→ REQUISITO 1:
Reescreva o trecho da listagem que vai da linha que contém "save-label: Save (104, 31, 123, 40)" até a linha que contém "bar-sites-nov (304, 91, 311, 113)", trocando "daily-avg-cell" por "celula-media-diaria" e mantendo todo o resto inalterado.
****************************************
De acordo com o Código Civil de 2002, no art. 1647, nenhum dos cônjuges pode, sem autorização do outro, exceto no regime da separação absoluta: I- alienar ou gravar de ônus real os bens imóveis; II- pleitear, como autor ou réu, acerca desses bens ou direitos, onde este ultimo possui caráter processual. A respeito deste ultimo inciso Didier Jr afirma que: “O inciso também se aplica ás causas que versam sobre direitos reais imobiliários sobre a coisa alheia, por força do inciso I, deste mesmo artigo, que a eles faz referência (“gravar de ônus real”) (2017, p. 361)
Para Didier Jr:
Nada impede, por exemplo, que a autorização para a propositura de ação real imobiliária (art.1647, II, Código Civil) seja dada na própria petição inicial, eis que, em relação á prova do consentimento, se aplica a regra do art. 220. do Código Civil, segundo a qual “a anuência ou a autorização de outrem, necessária á validade de um ato, provar-se-á do mesmo modo que este, e constará, sempre que se possa, o próprio instrumento”. (DIDIER JR, 2017,p. 364)
Não há forma estipulada para que um ato como esse seja praticado, em relação as provas, Didier Jr. comenta: “Há, porém, outros meios de prova, por exemplo: a) assinatura da procuração para o advogado que atuará na causa; b) documento criado com essa exclusiva finalidade, que será anexado á petição inicial.” (2017, p. 364)
Em relação ao casamento com regime de separação absoluta de bens, existe uma súmula 377 do stf, que não tem um efeito vinculante, que diz : “No regime da separação legal de bens, comunicam-se os adquiridos na constância do casamento”.
Essa súmula do STF gera descontentamento de muitos, pois sua aplicabilidade a comprovação de que o nubente contribuiu para a aquisição dos bens adquiridos na constância do matrimônio.
O objetivo das ações possessórias é a proteção jurídica da posse, nessas ações não se compete a propriedade, e sim a efetiva posse daquele que a detém, se discute a defesa da posse. Em alguns casos de ações possessórias os dois têm que estar presentes no processo, quando se tratar de composse e de ato praticado por ambos.
****************************************
→ REQUISITO 2:
Segundo o trecho selecionado, qual é o objetivo das ações possessórias?

(Registros de limites dos elementos)
****************************************
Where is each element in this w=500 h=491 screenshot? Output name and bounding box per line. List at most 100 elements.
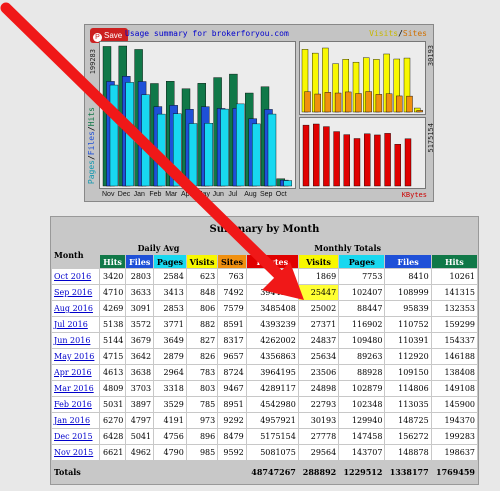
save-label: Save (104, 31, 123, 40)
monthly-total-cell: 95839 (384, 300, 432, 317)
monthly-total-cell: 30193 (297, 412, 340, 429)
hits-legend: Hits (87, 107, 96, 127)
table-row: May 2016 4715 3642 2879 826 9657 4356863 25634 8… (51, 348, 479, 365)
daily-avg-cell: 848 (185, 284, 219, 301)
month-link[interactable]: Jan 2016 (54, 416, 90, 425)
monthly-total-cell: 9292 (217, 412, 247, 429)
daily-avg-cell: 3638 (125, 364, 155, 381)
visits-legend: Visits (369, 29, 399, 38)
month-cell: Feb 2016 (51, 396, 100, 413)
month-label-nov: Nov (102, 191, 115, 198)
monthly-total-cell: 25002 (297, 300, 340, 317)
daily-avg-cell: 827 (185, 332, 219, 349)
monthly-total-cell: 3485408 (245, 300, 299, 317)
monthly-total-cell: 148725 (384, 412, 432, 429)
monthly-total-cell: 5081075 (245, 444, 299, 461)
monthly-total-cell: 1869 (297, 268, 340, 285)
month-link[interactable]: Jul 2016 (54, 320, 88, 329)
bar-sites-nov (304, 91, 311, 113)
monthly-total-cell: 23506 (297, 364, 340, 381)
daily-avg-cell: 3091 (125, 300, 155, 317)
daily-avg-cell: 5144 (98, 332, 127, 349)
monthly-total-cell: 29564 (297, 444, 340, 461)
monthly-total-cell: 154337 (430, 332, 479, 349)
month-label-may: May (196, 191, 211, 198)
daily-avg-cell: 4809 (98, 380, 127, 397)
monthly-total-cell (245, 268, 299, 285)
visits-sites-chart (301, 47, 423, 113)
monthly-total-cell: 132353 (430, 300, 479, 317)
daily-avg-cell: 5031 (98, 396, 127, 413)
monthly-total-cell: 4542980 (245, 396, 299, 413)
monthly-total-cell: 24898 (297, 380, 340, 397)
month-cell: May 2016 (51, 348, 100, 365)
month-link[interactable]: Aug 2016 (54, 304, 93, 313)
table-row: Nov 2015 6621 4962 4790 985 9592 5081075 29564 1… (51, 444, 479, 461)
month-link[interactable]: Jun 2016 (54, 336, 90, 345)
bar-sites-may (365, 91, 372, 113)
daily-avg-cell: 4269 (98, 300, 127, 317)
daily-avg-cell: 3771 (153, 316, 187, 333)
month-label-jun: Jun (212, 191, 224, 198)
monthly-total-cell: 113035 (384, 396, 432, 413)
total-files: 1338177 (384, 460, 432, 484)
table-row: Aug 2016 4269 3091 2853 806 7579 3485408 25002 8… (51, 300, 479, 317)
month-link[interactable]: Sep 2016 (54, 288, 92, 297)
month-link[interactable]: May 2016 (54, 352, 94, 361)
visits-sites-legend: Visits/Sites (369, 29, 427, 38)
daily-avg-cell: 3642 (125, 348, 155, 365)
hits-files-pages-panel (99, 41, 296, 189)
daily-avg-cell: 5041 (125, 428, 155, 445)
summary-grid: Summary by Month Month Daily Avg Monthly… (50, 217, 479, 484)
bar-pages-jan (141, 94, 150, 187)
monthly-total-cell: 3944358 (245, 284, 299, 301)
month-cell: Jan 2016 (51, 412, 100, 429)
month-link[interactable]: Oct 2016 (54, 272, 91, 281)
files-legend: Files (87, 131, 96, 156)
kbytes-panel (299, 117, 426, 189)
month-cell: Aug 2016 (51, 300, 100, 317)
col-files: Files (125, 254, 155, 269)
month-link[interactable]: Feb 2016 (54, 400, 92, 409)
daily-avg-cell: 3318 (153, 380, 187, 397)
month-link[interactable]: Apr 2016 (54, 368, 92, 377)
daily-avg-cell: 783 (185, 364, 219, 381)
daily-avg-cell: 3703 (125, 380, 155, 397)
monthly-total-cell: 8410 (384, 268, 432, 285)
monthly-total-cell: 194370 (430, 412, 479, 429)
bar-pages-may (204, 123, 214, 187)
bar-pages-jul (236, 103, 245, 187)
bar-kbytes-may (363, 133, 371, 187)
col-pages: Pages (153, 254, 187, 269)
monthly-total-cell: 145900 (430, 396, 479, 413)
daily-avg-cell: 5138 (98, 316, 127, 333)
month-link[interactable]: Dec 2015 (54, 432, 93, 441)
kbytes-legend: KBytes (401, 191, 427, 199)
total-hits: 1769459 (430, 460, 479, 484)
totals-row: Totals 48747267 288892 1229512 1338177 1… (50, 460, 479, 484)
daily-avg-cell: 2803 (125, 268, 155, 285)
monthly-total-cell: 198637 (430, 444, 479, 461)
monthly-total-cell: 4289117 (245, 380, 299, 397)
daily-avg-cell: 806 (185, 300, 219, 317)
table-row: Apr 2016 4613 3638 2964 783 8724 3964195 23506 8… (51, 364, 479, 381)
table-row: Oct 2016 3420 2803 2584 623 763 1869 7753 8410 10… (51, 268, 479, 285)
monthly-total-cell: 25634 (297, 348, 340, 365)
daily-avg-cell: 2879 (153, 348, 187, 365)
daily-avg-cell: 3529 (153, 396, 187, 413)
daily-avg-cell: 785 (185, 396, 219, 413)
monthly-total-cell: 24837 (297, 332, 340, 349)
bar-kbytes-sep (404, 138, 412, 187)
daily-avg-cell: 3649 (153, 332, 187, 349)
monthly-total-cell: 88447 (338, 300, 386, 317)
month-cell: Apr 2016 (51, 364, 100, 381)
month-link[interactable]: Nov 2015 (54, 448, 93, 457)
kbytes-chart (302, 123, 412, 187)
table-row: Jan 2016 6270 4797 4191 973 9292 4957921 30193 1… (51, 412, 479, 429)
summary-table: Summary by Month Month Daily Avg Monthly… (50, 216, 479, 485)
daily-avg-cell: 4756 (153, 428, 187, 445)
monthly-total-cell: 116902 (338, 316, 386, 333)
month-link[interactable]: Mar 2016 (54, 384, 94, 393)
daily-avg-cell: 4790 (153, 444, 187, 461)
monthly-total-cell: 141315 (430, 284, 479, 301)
****************************************
→ RESPOSTA 1:
save-label: Save (104, 31, 123, 40)
monthly-total-cell: 95839 (384, 300, 432, 317)
monthly-total-cell: 30193 (297, 412, 340, 429)
hits-legend: Hits (87, 107, 96, 127)
table-row: May 2016 4715 3642 2879 826 9657 4356863 25634 8… (51, 348, 479, 365)
celula-media-diaria: 848 (185, 284, 219, 301)
month-link[interactable]: Jan 2016 (54, 416, 90, 425)
monthly-total-cell: 9292 (217, 412, 247, 429)
celula-media-diaria: 3638 (125, 364, 155, 381)
visits-legend: Visits (369, 29, 399, 38)
month-cell: Feb 2016 (51, 396, 100, 413)
month-label-nov: Nov (102, 191, 115, 198)
monthly-total-cell: 25002 (297, 300, 340, 317)
celula-media-diaria: 827 (185, 332, 219, 349)
monthly-total-cell: 3485408 (245, 300, 299, 317)
monthly-total-cell: 148725 (384, 412, 432, 429)
monthly-total-cell: 5081075 (245, 444, 299, 461)
monthly-total-cell: 1869 (297, 268, 340, 285)
month-link[interactable]: Jul 2016 (54, 320, 88, 329)
bar-sites-nov (304, 91, 311, 113)

→ RESPOSTA 2:
A proteção jurídica da posse.